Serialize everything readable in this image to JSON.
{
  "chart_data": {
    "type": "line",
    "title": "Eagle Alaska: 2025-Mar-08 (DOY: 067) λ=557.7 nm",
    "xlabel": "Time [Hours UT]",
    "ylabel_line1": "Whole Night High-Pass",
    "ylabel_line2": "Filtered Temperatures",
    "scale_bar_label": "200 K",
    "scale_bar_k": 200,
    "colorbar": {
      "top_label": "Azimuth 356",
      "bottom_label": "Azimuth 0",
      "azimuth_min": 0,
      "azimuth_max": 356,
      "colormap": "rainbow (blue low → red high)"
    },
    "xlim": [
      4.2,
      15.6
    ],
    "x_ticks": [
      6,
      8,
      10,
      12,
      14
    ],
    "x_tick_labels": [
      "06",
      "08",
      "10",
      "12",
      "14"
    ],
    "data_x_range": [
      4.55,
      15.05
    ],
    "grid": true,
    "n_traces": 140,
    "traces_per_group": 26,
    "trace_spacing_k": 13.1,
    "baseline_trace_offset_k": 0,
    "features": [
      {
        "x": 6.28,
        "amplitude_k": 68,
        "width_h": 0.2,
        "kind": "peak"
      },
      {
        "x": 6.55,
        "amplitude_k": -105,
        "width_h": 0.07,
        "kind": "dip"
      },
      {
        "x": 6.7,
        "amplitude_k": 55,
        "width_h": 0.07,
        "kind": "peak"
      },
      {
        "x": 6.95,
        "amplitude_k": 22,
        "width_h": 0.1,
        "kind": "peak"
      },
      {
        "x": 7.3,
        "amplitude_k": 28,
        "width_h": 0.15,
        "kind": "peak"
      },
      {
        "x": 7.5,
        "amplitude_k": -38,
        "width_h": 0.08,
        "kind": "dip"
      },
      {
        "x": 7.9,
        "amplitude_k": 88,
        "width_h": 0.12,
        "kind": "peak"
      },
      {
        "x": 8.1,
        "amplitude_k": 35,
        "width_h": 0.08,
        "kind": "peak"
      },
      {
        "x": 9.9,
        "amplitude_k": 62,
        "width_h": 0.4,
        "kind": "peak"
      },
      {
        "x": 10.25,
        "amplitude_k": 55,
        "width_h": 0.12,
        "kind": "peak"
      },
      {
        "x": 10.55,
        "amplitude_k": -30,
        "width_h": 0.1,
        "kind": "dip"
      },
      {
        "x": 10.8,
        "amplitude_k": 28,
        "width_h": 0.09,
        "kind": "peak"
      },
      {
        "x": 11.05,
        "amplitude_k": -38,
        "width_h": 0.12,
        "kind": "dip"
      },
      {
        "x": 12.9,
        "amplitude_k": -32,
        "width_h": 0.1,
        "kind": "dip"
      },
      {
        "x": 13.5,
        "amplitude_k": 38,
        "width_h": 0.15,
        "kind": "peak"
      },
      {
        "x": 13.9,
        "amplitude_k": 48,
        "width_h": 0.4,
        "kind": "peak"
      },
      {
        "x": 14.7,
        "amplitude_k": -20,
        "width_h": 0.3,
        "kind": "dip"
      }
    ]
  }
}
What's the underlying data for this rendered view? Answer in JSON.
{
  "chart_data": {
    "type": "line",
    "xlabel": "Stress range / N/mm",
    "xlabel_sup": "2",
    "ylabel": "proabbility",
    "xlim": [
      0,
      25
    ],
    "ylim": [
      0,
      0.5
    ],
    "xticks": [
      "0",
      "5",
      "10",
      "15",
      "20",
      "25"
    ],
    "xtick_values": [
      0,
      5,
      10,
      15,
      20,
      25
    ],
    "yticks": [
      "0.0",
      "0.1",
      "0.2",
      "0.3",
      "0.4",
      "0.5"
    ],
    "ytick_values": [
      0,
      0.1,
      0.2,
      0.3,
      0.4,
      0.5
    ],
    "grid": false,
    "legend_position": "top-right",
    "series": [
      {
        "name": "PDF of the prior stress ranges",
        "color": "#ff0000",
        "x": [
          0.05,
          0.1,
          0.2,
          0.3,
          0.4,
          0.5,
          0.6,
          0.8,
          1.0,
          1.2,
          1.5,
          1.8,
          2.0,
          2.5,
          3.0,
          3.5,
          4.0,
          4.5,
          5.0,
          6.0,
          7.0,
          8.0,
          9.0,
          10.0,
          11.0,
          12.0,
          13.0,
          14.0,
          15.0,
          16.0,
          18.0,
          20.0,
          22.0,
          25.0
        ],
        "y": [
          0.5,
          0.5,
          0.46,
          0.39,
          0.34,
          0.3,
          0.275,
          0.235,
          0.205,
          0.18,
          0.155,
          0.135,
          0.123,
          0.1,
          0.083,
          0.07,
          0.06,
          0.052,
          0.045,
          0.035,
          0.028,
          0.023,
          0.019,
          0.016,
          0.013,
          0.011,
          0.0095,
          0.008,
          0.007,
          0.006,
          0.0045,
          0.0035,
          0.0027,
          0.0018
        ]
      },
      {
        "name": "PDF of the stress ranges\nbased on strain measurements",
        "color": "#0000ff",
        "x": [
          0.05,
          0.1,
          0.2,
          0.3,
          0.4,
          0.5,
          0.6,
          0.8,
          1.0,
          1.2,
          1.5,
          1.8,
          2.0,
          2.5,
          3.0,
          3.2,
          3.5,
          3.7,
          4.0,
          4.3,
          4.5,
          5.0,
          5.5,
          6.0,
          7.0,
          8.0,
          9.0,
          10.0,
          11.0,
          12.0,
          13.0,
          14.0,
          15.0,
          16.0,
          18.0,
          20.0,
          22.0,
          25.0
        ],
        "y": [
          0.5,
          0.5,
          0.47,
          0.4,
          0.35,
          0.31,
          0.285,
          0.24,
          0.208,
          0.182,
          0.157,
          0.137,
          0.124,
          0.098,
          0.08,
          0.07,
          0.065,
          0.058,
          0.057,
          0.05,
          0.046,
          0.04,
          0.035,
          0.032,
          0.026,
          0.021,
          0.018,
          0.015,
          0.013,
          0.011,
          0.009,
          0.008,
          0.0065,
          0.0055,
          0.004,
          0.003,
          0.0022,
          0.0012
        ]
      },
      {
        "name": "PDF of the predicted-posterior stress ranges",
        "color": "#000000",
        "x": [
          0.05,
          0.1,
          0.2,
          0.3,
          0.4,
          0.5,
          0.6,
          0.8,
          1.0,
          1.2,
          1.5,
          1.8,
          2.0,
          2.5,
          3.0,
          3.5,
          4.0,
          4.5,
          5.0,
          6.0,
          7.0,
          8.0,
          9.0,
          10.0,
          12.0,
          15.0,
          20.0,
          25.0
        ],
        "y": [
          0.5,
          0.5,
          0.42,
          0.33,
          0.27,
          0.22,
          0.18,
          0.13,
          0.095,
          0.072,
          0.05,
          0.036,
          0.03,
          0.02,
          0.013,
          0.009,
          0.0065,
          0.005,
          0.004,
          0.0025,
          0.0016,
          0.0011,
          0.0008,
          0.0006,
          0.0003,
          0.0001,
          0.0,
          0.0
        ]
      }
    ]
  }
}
──────
▶ **What is asked**: Every line of the data above should be reproduced word for word.

▶ **Task answer**:
Serialize everything readable in this image to JSON.
{
  "chart_data": {
    "type": "line",
    "title": "Eagle Alaska: 2025-Mar-08 (DOY: 067) λ=557.7 nm",
    "xlabel": "Time [Hours UT]",
    "ylabel_line1": "Whole Night High-Pass",
    "ylabel_line2": "Filtered Temperatures",
    "scale_bar_label": "200 K",
    "scale_bar_k": 200,
    "colorbar": {
      "top_label": "Azimuth 356",
      "bottom_label": "Azimuth 0",
      "azimuth_min": 0,
      "azimuth_max": 356,
      "colormap": "rainbow (blue low → red high)"
    },
    "xlim": [
      4.2,
      15.6
    ],
    "x_ticks": [
      6,
      8,
      10,
      12,
      14
    ],
    "x_tick_labels": [
      "06",
      "08",
      "10",
      "12",
      "14"
    ],
    "data_x_range": [
      4.55,
      15.05
    ],
    "grid": true,
    "n_traces": 140,
    "traces_per_group": 26,
    "trace_spacing_k": 13.1,
    "baseline_trace_offset_k": 0,
    "features": [
      {
        "x": 6.28,
        "amplitude_k": 68,
        "width_h": 0.2,
        "kind": "peak"
      },
      {
        "x": 6.55,
        "amplitude_k": -105,
        "width_h": 0.07,
        "kind": "dip"
      },
      {
        "x": 6.7,
        "amplitude_k": 55,
        "width_h": 0.07,
        "kind": "peak"
      },
      {
        "x": 6.95,
        "amplitude_k": 22,
        "width_h": 0.1,
        "kind": "peak"
      },
      {
        "x": 7.3,
        "amplitude_k": 28,
        "width_h": 0.15,
        "kind": "peak"
      },
      {
        "x": 7.5,
        "amplitude_k": -38,
        "width_h": 0.08,
        "kind": "dip"
      },
      {
        "x": 7.9,
        "amplitude_k": 88,
        "width_h": 0.12,
        "kind": "peak"
      },
      {
        "x": 8.1,
        "amplitude_k": 35,
        "width_h": 0.08,
        "kind": "peak"
      },
      {
        "x": 9.9,
        "amplitude_k": 62,
        "width_h": 0.4,
        "kind": "peak"
      },
      {
        "x": 10.25,
        "amplitude_k": 55,
        "width_h": 0.12,
        "kind": "peak"
      },
      {
        "x": 10.55,
        "amplitude_k": -30,
        "width_h": 0.1,
        "kind": "dip"
      },
      {
        "x": 10.8,
        "amplitude_k": 28,
        "width_h": 0.09,
        "kind": "peak"
      },
      {
        "x": 11.05,
        "amplitude_k": -38,
        "width_h": 0.12,
        "kind": "dip"
      },
      {
        "x": 12.9,
        "amplitude_k": -32,
        "width_h": 0.1,
        "kind": "dip"
      },
      {
        "x": 13.5,
        "amplitude_k": 38,
        "width_h": 0.15,
        "kind": "peak"
      },
      {
        "x": 13.9,
        "amplitude_k": 48,
        "width_h": 0.4,
        "kind": "peak"
      },
      {
        "x": 14.7,
        "amplitude_k": -20,
        "width_h": 0.3,
        "kind": "dip"
      }
    ]
  }
}
What's the underlying data for this rendered view? Answer in JSON.
{
  "chart_data": {
    "type": "line",
    "xlabel": "Stress range / N/mm",
    "xlabel_sup": "2",
    "ylabel": "proabbility",
    "xlim": [
      0,
      25
    ],
    "ylim": [
      0,
      0.5
    ],
    "xticks": [
      "0",
      "5",
      "10",
      "15",
      "20",
      "25"
    ],
    "xtick_values": [
      0,
      5,
      10,
      15,
      20,
      25
    ],
    "yticks": [
      "0.0",
      "0.1",
      "0.2",
      "0.3",
      "0.4",
      "0.5"
    ],
    "ytick_values": [
      0,
      0.1,
      0.2,
      0.3,
      0.4,
      0.5
    ],
    "grid": false,
    "legend_position": "top-right",
    "series": [
      {
        "name": "PDF of the prior stress ranges",
        "color": "#ff0000",
        "x": [
          0.05,
          0.1,
          0.2,
          0.3,
          0.4,
          0.5,
          0.6,
          0.8,
          1.0,
          1.2,
          1.5,
          1.8,
          2.0,
          2.5,
          3.0,
          3.5,
          4.0,
          4.5,
          5.0,
          6.0,
          7.0,
          8.0,
          9.0,
          10.0,
          11.0,
          12.0,
          13.0,
          14.0,
          15.0,
          16.0,
          18.0,
          20.0,
          22.0,
          25.0
        ],
        "y": [
          0.5,
          0.5,
          0.46,
          0.39,
          0.34,
          0.3,
          0.275,
          0.235,
          0.205,
          0.18,
          0.155,
          0.135,
          0.123,
          0.1,
          0.083,
          0.07,
          0.06,
          0.052,
          0.045,
          0.035,
          0.028,
          0.023,
          0.019,
          0.016,
          0.013,
          0.011,
          0.0095,
          0.008,
          0.007,
          0.006,
          0.0045,
          0.0035,
          0.0027,
          0.0018
        ]
      },
      {
        "name": "PDF of the stress ranges\nbased on strain measurements",
        "color": "#0000ff",
        "x": [
          0.05,
          0.1,
          0.2,
          0.3,
          0.4,
          0.5,
          0.6,
          0.8,
          1.0,
          1.2,
          1.5,
          1.8,
          2.0,
          2.5,
          3.0,
          3.2,
          3.5,
          3.7,
          4.0,
          4.3,
          4.5,
          5.0,
          5.5,
          6.0,
          7.0,
          8.0,
          9.0,
          10.0,
          11.0,
          12.0,
          13.0,
          14.0,
          15.0,
          16.0,
          18.0,
          20.0,
          22.0,
          25.0
        ],
        "y": [
          0.5,
          0.5,
          0.47,
          0.4,
          0.35,
          0.31,
          0.285,
          0.24,
          0.208,
          0.182,
          0.157,
          0.137,
          0.124,
          0.098,
          0.08,
          0.07,
          0.065,
          0.058,
          0.057,
          0.05,
          0.046,
          0.04,
          0.035,
          0.032,
          0.026,
          0.021,
          0.018,
          0.015,
          0.013,
          0.011,
          0.009,
          0.008,
          0.0065,
          0.0055,
          0.004,
          0.003,
          0.0022,
          0.0012
        ]
      },
      {
        "name": "PDF of the predicted-posterior stress ranges",
        "color": "#000000",
        "x": [
          0.05,
          0.1,
          0.2,
          0.3,
          0.4,
          0.5,
          0.6,
          0.8,
          1.0,
          1.2,
          1.5,
          1.8,
          2.0,
          2.5,
          3.0,
          3.5,
          4.0,
          4.5,
          5.0,
          6.0,
          7.0,
          8.0,
          9.0,
          10.0,
          12.0,
          15.0,
          20.0,
          25.0
        ],
        "y": [
          0.5,
          0.5,
          0.42,
          0.33,
          0.27,
          0.22,
          0.18,
          0.13,
          0.095,
          0.072,
          0.05,
          0.036,
          0.03,
          0.02,
          0.013,
          0.009,
          0.0065,
          0.005,
          0.004,
          0.0025,
          0.0016,
          0.0011,
          0.0008,
          0.0006,
          0.0003,
          0.0001,
          0.0,
          0.0
        ]
      }
    ]
  }
}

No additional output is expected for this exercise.